• Dataset content:
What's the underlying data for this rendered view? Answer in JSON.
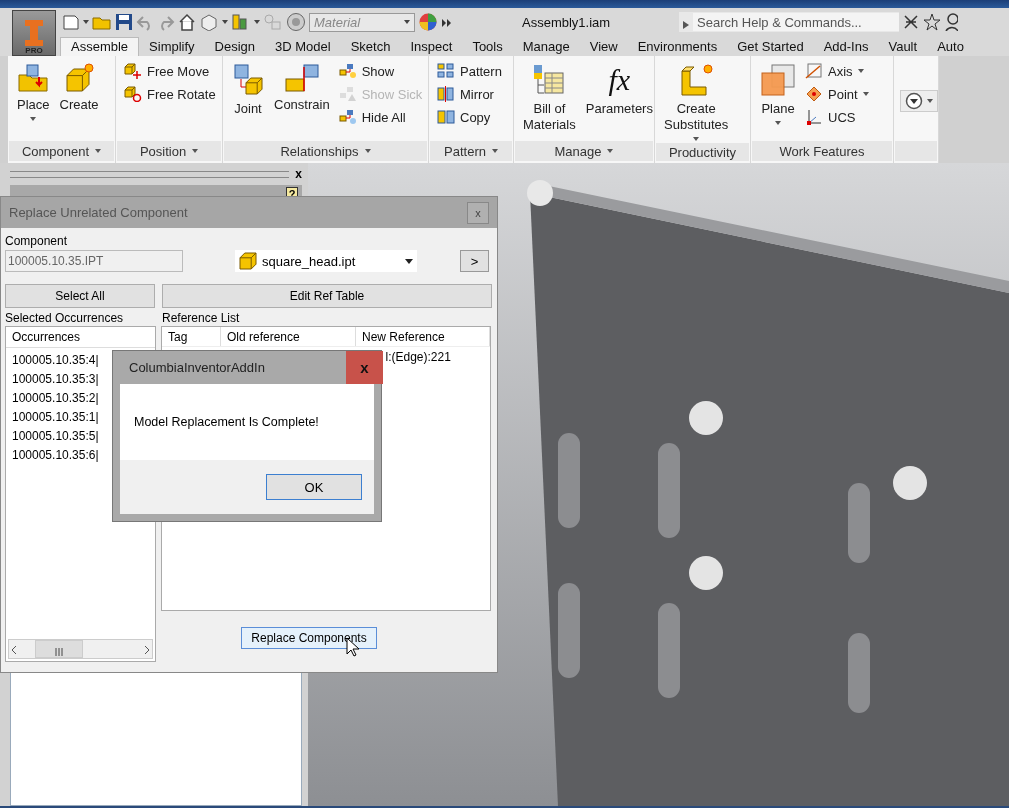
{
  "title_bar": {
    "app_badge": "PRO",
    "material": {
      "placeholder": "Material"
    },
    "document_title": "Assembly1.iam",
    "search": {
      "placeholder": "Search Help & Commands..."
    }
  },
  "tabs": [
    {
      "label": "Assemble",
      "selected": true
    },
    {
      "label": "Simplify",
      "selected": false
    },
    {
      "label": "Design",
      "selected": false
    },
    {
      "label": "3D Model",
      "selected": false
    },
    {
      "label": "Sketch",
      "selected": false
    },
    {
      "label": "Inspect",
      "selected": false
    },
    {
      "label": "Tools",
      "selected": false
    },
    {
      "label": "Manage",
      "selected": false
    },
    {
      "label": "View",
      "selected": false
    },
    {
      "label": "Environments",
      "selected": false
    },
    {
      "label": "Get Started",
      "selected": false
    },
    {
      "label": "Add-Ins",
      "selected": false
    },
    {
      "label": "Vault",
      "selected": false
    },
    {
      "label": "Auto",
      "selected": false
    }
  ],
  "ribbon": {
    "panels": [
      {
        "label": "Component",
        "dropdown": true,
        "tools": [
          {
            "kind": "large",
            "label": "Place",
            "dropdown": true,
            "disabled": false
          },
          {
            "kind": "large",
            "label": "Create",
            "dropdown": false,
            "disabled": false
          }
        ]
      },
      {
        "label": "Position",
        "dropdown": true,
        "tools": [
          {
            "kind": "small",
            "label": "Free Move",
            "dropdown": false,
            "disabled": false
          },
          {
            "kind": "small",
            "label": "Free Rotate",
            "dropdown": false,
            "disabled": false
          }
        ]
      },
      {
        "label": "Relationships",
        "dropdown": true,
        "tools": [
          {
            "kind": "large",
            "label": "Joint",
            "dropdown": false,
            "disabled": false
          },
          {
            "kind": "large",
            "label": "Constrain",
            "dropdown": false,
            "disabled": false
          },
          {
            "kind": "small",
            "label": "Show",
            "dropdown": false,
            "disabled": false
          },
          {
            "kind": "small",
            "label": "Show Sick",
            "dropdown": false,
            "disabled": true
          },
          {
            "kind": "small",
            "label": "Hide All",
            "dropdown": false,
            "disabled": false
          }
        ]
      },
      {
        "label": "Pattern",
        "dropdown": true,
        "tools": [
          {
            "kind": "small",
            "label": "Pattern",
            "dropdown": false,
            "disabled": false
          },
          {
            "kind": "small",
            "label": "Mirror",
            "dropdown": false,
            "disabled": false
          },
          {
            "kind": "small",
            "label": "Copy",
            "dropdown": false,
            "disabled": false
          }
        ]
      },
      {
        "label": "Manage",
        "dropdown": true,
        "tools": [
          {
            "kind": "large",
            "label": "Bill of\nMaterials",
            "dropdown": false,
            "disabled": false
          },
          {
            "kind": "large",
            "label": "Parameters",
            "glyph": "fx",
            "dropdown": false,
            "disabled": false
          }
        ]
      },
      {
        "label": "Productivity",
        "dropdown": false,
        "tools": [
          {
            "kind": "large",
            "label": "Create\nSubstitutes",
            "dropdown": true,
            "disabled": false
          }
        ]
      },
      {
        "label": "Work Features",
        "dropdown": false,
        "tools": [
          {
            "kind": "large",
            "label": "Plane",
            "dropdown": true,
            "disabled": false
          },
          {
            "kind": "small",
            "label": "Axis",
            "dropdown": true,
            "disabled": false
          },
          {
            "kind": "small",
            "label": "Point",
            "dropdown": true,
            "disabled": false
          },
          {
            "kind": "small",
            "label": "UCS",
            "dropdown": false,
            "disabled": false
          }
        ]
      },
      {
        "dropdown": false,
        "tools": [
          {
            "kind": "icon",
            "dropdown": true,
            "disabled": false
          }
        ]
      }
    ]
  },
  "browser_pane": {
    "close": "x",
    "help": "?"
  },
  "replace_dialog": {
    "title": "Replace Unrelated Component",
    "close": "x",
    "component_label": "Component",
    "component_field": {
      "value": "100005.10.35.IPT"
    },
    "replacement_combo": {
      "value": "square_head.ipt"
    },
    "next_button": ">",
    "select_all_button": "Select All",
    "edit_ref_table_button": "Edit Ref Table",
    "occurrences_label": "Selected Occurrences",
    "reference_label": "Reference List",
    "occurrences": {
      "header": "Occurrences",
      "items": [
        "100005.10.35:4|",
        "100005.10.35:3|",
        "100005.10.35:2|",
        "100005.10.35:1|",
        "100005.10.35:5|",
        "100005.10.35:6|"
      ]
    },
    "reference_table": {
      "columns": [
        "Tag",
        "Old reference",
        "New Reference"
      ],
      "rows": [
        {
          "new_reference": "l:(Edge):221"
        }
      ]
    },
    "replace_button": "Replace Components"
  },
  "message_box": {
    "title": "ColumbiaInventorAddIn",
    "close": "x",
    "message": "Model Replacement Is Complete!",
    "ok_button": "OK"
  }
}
--
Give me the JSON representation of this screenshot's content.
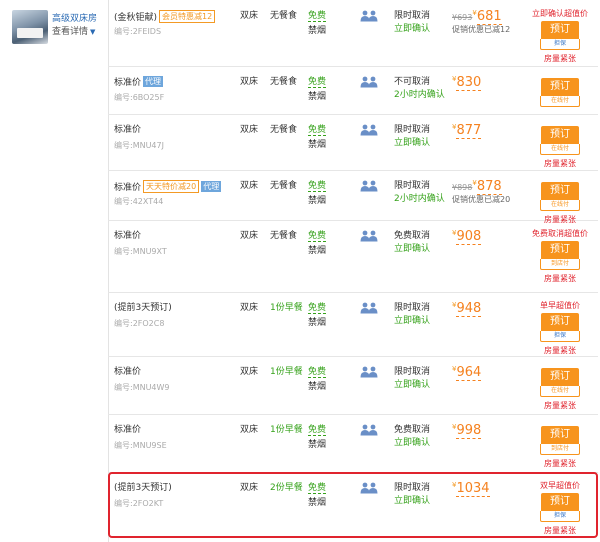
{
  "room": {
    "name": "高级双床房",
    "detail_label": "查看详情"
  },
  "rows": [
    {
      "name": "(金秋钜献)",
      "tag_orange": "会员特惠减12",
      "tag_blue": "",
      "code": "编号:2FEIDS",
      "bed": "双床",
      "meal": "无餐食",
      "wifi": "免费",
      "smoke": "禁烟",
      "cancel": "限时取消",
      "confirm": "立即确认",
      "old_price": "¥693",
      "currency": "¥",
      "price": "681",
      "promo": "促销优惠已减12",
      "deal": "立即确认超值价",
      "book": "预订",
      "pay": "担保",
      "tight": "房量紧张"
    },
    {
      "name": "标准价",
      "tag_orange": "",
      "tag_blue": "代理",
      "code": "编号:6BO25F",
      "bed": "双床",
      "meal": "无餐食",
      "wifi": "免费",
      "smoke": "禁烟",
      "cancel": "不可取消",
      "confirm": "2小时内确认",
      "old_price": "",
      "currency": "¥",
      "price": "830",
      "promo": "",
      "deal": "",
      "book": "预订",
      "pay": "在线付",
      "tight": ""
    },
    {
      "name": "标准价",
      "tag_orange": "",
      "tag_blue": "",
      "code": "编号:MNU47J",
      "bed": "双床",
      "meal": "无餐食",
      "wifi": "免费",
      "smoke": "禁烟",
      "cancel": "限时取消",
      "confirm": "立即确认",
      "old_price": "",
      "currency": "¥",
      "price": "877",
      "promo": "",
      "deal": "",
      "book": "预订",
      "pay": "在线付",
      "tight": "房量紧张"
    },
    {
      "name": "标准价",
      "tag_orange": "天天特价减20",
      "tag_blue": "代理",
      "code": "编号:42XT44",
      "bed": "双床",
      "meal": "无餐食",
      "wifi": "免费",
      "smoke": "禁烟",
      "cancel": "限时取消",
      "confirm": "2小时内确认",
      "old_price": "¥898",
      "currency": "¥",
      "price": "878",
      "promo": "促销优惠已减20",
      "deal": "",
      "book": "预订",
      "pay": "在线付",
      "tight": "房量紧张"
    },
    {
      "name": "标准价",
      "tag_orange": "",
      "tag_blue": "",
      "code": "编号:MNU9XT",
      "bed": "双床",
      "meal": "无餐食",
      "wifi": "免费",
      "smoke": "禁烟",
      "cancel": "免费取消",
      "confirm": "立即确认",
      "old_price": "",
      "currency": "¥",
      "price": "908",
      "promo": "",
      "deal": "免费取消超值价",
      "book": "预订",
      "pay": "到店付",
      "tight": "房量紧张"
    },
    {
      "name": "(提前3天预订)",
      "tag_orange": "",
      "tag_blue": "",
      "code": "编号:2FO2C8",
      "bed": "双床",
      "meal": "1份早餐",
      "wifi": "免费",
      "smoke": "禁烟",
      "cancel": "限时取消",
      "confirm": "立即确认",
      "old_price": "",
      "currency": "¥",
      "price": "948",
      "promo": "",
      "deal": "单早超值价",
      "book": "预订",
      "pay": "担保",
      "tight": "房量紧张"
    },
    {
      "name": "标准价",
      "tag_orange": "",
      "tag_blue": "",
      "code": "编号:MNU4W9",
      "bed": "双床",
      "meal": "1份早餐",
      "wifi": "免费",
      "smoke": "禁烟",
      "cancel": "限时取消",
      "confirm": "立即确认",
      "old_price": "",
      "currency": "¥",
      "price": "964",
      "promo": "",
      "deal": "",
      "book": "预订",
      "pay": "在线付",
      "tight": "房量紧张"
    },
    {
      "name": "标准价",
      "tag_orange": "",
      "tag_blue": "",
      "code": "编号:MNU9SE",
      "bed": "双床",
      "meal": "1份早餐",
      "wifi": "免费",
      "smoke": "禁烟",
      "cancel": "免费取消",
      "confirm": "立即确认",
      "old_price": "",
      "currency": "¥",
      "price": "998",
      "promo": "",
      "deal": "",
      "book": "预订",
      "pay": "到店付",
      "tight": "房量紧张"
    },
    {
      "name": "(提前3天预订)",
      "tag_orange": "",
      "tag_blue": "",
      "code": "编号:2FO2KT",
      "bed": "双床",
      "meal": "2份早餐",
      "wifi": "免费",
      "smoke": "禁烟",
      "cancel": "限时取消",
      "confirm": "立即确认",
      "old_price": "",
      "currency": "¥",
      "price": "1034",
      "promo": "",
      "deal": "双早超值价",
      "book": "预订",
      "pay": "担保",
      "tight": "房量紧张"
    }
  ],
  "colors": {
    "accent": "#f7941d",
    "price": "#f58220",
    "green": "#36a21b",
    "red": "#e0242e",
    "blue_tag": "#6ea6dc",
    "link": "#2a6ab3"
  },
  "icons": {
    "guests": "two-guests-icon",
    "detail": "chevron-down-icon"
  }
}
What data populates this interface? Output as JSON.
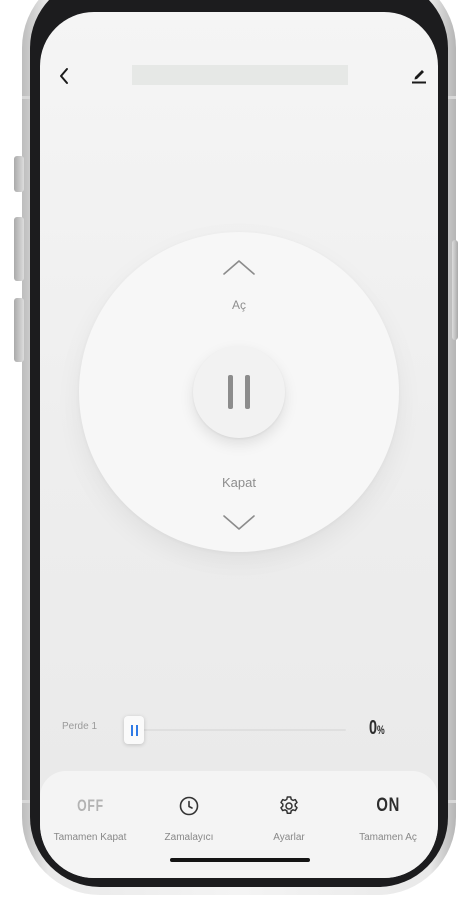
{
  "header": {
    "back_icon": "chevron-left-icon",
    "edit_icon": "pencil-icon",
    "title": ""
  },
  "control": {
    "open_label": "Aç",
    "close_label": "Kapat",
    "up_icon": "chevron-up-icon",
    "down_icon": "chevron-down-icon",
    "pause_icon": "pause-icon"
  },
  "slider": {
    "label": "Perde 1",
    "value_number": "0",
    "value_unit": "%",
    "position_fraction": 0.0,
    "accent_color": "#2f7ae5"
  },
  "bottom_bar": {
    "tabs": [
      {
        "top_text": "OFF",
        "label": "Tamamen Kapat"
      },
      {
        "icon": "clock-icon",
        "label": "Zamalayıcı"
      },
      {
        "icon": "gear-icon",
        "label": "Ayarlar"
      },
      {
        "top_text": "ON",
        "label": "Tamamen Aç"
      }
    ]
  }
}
* * *
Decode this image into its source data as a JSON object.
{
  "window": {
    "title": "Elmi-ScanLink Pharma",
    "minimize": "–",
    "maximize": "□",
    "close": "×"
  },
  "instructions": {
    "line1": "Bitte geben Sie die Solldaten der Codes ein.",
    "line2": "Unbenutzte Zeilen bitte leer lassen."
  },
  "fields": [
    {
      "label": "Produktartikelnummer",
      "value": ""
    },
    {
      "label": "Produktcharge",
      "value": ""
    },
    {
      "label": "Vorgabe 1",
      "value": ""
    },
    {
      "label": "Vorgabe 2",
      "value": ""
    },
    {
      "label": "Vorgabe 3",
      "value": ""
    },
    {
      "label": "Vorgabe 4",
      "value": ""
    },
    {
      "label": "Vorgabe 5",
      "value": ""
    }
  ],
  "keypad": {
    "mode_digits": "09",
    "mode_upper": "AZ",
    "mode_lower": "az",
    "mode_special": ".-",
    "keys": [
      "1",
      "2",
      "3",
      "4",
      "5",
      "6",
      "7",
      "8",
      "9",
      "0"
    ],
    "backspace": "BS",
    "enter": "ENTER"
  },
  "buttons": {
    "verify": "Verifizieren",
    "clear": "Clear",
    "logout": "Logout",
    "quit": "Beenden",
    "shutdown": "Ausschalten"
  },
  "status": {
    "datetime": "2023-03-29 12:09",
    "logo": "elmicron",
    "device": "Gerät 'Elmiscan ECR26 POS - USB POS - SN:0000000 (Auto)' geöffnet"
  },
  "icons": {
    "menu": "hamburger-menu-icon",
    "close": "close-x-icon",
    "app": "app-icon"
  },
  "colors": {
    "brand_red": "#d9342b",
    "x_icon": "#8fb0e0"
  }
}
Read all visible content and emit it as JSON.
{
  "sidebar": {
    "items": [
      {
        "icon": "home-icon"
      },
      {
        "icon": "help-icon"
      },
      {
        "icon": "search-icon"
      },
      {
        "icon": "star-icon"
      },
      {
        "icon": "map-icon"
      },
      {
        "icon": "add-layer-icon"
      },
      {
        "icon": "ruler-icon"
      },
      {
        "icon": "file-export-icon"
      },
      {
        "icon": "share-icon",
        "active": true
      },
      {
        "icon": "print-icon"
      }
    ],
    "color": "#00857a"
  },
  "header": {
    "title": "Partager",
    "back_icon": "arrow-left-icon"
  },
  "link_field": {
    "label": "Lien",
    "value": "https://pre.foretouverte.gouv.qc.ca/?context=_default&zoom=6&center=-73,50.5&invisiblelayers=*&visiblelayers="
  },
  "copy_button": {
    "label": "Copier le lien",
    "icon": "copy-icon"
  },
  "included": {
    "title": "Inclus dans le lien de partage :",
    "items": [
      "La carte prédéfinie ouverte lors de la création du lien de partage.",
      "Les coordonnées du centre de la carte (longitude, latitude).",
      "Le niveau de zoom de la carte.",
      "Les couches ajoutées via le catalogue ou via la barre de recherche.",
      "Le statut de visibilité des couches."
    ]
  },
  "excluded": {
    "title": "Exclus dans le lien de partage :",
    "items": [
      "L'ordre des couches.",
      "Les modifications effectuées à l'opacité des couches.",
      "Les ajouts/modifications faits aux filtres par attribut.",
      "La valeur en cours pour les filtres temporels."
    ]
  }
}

• Directions:
Read through the entries and copy each line in which "zoom" appears.

• Exercise response:
    "value": "https://pre.foretouverte.gouv.qc.ca/?context=_default&zoom=6&center=-73,50.5&invisiblelayers=*&visiblelayers="
      "Le niveau de zoom de la carte.",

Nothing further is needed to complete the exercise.